# Required work
State only the number of lines that include "message".

# Given data

************

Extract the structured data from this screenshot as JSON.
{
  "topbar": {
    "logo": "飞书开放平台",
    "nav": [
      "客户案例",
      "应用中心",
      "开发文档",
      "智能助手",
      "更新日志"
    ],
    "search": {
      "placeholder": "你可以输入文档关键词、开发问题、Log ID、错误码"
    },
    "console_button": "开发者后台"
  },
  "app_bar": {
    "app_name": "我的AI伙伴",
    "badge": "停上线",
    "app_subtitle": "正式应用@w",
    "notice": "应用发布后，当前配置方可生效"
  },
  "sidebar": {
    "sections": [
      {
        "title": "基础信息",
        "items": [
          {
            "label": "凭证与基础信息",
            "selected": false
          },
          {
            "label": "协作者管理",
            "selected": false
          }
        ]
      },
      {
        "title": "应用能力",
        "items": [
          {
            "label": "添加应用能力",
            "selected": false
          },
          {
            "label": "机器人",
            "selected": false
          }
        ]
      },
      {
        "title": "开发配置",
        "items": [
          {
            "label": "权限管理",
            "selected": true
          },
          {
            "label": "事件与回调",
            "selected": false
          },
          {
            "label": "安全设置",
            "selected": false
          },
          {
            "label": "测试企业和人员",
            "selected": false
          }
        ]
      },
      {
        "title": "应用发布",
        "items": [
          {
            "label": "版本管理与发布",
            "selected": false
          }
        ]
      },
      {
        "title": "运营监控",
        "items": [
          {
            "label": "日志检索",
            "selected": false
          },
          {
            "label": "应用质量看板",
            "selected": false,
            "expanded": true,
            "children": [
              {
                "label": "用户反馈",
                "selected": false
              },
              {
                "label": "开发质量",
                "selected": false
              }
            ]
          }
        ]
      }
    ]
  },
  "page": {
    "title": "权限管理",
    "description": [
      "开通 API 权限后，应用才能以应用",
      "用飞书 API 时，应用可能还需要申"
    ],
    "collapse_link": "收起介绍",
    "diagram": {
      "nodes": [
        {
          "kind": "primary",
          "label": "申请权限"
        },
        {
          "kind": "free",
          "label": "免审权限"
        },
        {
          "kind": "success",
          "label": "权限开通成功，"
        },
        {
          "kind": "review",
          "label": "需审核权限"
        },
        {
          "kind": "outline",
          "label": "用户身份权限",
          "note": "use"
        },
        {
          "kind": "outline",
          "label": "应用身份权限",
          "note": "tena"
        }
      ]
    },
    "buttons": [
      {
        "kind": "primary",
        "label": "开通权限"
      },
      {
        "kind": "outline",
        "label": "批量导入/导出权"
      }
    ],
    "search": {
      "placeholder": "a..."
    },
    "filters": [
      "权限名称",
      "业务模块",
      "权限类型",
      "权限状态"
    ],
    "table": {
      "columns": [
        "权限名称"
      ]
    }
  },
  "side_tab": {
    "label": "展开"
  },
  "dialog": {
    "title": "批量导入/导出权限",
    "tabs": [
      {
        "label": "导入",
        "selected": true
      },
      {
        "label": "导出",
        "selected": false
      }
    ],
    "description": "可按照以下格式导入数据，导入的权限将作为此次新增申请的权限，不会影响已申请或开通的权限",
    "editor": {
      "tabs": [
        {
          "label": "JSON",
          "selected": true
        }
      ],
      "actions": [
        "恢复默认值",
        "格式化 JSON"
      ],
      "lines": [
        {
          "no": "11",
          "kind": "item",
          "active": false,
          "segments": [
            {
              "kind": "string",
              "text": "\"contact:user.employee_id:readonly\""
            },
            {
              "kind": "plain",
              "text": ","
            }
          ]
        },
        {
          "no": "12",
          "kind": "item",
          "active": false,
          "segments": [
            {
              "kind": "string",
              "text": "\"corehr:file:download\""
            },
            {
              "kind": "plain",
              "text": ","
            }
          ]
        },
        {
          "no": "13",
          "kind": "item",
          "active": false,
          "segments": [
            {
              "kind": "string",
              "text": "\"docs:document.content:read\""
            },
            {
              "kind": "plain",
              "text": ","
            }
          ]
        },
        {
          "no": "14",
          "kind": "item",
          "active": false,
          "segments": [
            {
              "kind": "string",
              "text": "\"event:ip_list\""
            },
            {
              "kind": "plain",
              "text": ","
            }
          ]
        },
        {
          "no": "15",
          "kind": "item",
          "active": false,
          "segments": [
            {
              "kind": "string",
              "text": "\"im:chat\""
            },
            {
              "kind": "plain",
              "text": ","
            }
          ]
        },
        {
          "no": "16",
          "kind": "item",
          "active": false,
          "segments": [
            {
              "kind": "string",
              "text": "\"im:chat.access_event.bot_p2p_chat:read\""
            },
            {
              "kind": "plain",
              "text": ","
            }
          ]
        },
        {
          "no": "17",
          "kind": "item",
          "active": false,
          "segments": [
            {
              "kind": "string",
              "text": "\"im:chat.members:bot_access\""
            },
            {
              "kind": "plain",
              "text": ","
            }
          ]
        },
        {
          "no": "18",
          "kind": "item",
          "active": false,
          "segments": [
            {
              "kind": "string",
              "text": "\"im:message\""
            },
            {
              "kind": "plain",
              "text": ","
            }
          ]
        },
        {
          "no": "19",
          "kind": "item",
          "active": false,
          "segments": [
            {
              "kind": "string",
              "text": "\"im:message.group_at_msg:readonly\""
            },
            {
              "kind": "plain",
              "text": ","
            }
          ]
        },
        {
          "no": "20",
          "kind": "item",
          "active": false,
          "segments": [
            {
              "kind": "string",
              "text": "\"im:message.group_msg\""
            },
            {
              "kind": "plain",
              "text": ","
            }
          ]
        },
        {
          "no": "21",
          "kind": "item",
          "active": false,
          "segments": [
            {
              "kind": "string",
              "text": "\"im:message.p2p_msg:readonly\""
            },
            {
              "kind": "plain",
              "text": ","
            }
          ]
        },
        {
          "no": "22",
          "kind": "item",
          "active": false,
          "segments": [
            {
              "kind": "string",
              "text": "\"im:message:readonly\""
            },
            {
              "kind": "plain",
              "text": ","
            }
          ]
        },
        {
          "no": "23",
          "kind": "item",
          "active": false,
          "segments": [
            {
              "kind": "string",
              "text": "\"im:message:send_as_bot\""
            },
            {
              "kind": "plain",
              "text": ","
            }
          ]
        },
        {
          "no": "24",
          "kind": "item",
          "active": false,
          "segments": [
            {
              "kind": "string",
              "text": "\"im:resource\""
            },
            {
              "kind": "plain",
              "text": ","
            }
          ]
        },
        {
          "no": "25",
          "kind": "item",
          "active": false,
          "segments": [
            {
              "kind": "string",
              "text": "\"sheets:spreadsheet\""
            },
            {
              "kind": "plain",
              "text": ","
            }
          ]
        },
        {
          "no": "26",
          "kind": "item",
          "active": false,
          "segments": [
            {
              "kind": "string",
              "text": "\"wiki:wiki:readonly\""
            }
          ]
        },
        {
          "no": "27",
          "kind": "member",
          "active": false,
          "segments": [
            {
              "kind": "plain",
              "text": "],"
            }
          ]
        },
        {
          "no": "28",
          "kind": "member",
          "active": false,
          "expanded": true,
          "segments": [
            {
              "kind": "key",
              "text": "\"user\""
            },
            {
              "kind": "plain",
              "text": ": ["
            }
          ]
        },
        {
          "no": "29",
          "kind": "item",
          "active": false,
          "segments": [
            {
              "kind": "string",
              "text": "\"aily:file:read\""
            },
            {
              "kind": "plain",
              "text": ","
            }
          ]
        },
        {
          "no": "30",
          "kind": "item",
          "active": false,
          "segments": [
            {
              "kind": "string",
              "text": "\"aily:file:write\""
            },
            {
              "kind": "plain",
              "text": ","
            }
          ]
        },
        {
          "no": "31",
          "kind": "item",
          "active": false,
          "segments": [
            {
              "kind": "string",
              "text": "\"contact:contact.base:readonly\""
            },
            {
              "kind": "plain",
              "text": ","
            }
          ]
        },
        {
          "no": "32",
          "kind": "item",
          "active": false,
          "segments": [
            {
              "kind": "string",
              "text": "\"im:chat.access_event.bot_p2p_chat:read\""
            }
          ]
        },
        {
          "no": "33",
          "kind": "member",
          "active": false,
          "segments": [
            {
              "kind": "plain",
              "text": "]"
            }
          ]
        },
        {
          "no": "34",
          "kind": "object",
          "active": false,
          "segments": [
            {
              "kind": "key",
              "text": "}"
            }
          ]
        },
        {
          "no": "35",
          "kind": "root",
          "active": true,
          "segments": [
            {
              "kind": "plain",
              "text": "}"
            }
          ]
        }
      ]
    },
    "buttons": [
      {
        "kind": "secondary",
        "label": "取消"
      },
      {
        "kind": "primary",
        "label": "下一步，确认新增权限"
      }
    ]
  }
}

************

# Exercise output
6